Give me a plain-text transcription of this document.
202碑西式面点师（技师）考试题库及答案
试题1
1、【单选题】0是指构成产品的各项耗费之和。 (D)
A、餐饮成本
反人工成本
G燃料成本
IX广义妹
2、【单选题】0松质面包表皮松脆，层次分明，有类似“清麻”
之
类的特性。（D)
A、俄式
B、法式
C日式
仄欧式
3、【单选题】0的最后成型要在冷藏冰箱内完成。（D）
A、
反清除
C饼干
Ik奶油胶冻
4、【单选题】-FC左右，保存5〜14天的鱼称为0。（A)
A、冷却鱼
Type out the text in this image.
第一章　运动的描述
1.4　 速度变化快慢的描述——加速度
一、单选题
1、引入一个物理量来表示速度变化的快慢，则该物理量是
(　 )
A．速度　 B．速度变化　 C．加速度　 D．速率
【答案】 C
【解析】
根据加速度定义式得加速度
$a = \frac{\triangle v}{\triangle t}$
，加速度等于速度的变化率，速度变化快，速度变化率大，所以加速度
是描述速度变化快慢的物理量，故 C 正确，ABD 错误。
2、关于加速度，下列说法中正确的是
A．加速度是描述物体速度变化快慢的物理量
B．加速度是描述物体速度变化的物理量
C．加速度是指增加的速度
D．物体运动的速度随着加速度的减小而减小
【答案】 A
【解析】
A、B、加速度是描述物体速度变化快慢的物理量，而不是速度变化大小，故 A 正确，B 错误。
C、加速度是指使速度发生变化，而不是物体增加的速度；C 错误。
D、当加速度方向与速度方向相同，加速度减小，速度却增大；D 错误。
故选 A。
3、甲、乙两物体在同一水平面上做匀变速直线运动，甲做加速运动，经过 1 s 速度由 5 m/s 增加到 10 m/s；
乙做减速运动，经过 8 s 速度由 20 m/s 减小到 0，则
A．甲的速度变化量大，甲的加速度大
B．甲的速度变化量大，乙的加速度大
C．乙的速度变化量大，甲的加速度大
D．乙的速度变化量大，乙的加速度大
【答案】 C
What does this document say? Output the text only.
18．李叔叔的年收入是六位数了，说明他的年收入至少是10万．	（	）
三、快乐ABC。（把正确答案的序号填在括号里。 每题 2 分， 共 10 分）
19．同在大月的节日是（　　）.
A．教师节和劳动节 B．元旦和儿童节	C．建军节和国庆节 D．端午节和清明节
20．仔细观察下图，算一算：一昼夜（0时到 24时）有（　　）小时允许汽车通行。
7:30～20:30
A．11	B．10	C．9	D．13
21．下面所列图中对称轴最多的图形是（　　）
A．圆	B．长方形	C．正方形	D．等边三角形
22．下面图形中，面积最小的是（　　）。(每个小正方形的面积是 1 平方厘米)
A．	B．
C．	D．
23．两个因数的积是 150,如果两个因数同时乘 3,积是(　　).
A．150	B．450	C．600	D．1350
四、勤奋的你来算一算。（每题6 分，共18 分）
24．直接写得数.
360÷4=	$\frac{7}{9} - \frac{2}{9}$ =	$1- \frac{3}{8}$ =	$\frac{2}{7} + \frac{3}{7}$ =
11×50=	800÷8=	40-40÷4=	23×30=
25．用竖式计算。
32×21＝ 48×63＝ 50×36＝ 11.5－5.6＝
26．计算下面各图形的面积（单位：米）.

———

**SHORT PROBLEM**
Repeat the entries above exactly, leaving nothing out.

**SOLVED PROBLEM**
Give me a plain-text transcription of this document.
202碑西式面点师（技师）考试题库及答案
试题1
1、【单选题】0是指构成产品的各项耗费之和。 (D)
A、餐饮成本
反人工成本
G燃料成本
IX广义妹
2、【单选题】0松质面包表皮松脆，层次分明，有类似“清麻”
之
类的特性。（D)
A、俄式
B、法式
C日式
仄欧式
3、【单选题】0的最后成型要在冷藏冰箱内完成。（D）
A、
反清除
C饼干
Ik奶油胶冻
4、【单选题】-FC左右，保存5〜14天的鱼称为0。（A)
A、冷却鱼
Type out the text in this image.
第一章　运动的描述
1.4　 速度变化快慢的描述——加速度
一、单选题
1、引入一个物理量来表示速度变化的快慢，则该物理量是
(　 )
A．速度　 B．速度变化　 C．加速度　 D．速率
【答案】 C
【解析】
根据加速度定义式得加速度
$a = \frac{\triangle v}{\triangle t}$
，加速度等于速度的变化率，速度变化快，速度变化率大，所以加速度
是描述速度变化快慢的物理量，故 C 正确，ABD 错误。
2、关于加速度，下列说法中正确的是
A．加速度是描述物体速度变化快慢的物理量
B．加速度是描述物体速度变化的物理量
C．加速度是指增加的速度
D．物体运动的速度随着加速度的减小而减小
【答案】 A
【解析】
A、B、加速度是描述物体速度变化快慢的物理量，而不是速度变化大小，故 A 正确，B 错误。
C、加速度是指使速度发生变化，而不是物体增加的速度；C 错误。
D、当加速度方向与速度方向相同，加速度减小，速度却增大；D 错误。
故选 A。
3、甲、乙两物体在同一水平面上做匀变速直线运动，甲做加速运动，经过 1 s 速度由 5 m/s 增加到 10 m/s；
乙做减速运动，经过 8 s 速度由 20 m/s 减小到 0，则
A．甲的速度变化量大，甲的加速度大
B．甲的速度变化量大，乙的加速度大
C．乙的速度变化量大，甲的加速度大
D．乙的速度变化量大，乙的加速度大
【答案】 C
What does this document say? Output the text only.
18．李叔叔的年收入是六位数了，说明他的年收入至少是10万．	（	）
三、快乐ABC。（把正确答案的序号填在括号里。 每题 2 分， 共 10 分）
19．同在大月的节日是（　　）.
A．教师节和劳动节 B．元旦和儿童节	C．建军节和国庆节 D．端午节和清明节
20．仔细观察下图，算一算：一昼夜（0时到 24时）有（　　）小时允许汽车通行。
7:30～20:30
A．11	B．10	C．9	D．13
21．下面所列图中对称轴最多的图形是（　　）
A．圆	B．长方形	C．正方形	D．等边三角形
22．下面图形中，面积最小的是（　　）。(每个小正方形的面积是 1 平方厘米)
A．	B．
C．	D．
23．两个因数的积是 150,如果两个因数同时乘 3,积是(　　).
A．150	B．450	C．600	D．1350
四、勤奋的你来算一算。（每题6 分，共18 分）
24．直接写得数.
360÷4=	$\frac{7}{9} - \frac{2}{9}$ =	$1- \frac{3}{8}$ =	$\frac{2}{7} + \frac{3}{7}$ =
11×50=	800÷8=	40-40÷4=	23×30=
25．用竖式计算。
32×21＝ 48×63＝ 50×36＝ 11.5－5.6＝
26．计算下面各图形的面积（单位：米）.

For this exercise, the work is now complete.